Work to do
For every line in the data below that contains "Market", copy the line.

Records for this task
----------
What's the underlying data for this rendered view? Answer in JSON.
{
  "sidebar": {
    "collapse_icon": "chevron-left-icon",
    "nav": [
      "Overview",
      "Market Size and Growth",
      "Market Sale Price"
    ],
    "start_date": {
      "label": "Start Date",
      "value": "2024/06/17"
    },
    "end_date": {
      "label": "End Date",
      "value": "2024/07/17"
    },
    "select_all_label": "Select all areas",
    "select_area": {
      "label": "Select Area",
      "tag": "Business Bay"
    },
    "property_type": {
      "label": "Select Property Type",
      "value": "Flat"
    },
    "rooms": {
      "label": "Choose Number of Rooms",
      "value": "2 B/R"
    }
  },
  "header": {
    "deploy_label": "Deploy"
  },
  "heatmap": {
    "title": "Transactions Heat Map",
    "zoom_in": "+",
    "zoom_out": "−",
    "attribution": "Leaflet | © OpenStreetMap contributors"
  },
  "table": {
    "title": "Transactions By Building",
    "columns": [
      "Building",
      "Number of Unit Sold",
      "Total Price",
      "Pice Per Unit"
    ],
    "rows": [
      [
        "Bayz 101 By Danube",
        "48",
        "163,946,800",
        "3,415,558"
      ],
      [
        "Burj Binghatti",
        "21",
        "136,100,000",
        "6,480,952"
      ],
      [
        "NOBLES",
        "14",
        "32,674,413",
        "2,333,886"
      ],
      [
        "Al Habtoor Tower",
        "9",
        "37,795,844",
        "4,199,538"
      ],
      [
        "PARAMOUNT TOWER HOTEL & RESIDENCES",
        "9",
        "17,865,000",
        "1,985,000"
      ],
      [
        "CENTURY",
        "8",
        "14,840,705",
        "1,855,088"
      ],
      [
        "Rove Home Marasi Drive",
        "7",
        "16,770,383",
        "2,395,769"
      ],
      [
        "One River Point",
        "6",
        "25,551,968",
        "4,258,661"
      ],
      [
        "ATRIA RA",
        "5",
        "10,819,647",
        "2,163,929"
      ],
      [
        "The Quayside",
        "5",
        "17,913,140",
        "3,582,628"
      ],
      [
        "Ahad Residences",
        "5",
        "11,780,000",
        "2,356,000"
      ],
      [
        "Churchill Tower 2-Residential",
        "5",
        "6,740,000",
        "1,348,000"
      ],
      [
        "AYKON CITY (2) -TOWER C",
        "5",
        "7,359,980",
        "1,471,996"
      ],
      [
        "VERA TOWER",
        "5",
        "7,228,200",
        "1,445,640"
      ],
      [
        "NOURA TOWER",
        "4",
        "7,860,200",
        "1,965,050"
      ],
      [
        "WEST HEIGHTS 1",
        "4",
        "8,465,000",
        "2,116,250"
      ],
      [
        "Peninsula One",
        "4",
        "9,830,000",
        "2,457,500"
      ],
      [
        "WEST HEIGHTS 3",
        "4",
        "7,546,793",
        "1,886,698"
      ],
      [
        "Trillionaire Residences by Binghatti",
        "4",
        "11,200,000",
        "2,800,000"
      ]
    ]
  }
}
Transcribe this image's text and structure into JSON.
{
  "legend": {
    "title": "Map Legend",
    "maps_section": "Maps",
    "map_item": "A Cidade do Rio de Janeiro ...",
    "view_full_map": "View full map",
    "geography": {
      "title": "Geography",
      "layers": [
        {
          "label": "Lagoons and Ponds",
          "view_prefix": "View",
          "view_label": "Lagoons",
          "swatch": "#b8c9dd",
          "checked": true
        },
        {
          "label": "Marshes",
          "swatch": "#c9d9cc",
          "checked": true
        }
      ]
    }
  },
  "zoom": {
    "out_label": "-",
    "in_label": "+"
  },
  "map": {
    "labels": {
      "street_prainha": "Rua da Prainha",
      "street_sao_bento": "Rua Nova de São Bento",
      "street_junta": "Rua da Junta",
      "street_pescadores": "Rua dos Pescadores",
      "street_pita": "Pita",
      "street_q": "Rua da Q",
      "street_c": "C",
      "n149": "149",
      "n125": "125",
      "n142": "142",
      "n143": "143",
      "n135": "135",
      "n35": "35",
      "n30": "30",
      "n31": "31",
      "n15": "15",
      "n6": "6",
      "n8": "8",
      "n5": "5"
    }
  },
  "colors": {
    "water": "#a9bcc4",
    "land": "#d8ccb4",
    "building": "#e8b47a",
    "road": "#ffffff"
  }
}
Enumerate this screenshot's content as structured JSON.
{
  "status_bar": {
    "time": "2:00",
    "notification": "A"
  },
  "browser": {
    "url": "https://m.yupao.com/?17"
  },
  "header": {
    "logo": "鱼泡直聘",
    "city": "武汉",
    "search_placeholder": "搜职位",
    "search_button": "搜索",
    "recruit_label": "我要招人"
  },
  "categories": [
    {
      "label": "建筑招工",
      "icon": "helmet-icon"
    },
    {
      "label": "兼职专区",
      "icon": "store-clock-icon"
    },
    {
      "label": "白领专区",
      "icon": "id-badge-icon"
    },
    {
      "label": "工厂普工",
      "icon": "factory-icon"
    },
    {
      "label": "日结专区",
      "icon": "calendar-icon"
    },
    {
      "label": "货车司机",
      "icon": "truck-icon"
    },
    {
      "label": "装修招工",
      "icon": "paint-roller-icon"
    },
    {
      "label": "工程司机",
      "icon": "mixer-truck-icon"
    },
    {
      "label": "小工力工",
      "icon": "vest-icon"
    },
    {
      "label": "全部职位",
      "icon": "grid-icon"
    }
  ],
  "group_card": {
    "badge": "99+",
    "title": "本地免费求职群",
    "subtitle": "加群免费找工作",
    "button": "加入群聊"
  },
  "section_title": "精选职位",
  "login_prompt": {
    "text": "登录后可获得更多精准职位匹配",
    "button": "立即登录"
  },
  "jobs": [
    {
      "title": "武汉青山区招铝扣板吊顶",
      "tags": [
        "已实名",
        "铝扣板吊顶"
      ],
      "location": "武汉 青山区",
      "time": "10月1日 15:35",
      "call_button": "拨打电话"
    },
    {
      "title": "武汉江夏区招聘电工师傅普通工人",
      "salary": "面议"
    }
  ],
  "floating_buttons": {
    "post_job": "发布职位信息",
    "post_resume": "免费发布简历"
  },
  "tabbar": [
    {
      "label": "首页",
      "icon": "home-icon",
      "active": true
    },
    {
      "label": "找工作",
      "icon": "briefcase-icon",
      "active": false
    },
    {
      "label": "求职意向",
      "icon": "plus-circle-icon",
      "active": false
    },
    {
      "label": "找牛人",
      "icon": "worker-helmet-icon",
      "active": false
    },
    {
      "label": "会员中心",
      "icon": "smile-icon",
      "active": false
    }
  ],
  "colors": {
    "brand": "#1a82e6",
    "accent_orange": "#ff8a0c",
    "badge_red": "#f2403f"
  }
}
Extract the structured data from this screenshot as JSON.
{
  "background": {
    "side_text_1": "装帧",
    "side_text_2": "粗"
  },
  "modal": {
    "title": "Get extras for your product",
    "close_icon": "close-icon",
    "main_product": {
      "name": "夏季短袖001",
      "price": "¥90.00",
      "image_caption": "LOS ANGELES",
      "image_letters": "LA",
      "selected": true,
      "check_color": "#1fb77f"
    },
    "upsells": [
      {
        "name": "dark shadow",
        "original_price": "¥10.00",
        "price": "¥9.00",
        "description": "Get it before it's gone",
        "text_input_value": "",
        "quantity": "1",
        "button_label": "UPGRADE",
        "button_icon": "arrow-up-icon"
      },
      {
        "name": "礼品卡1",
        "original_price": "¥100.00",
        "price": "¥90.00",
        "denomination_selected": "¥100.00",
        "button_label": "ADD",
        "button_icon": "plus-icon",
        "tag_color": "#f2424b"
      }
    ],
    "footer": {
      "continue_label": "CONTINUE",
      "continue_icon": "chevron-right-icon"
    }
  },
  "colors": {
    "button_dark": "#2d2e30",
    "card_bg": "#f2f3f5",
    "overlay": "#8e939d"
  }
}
----------
The answer
      "Market Size and Growth",
      "Market Sale Price"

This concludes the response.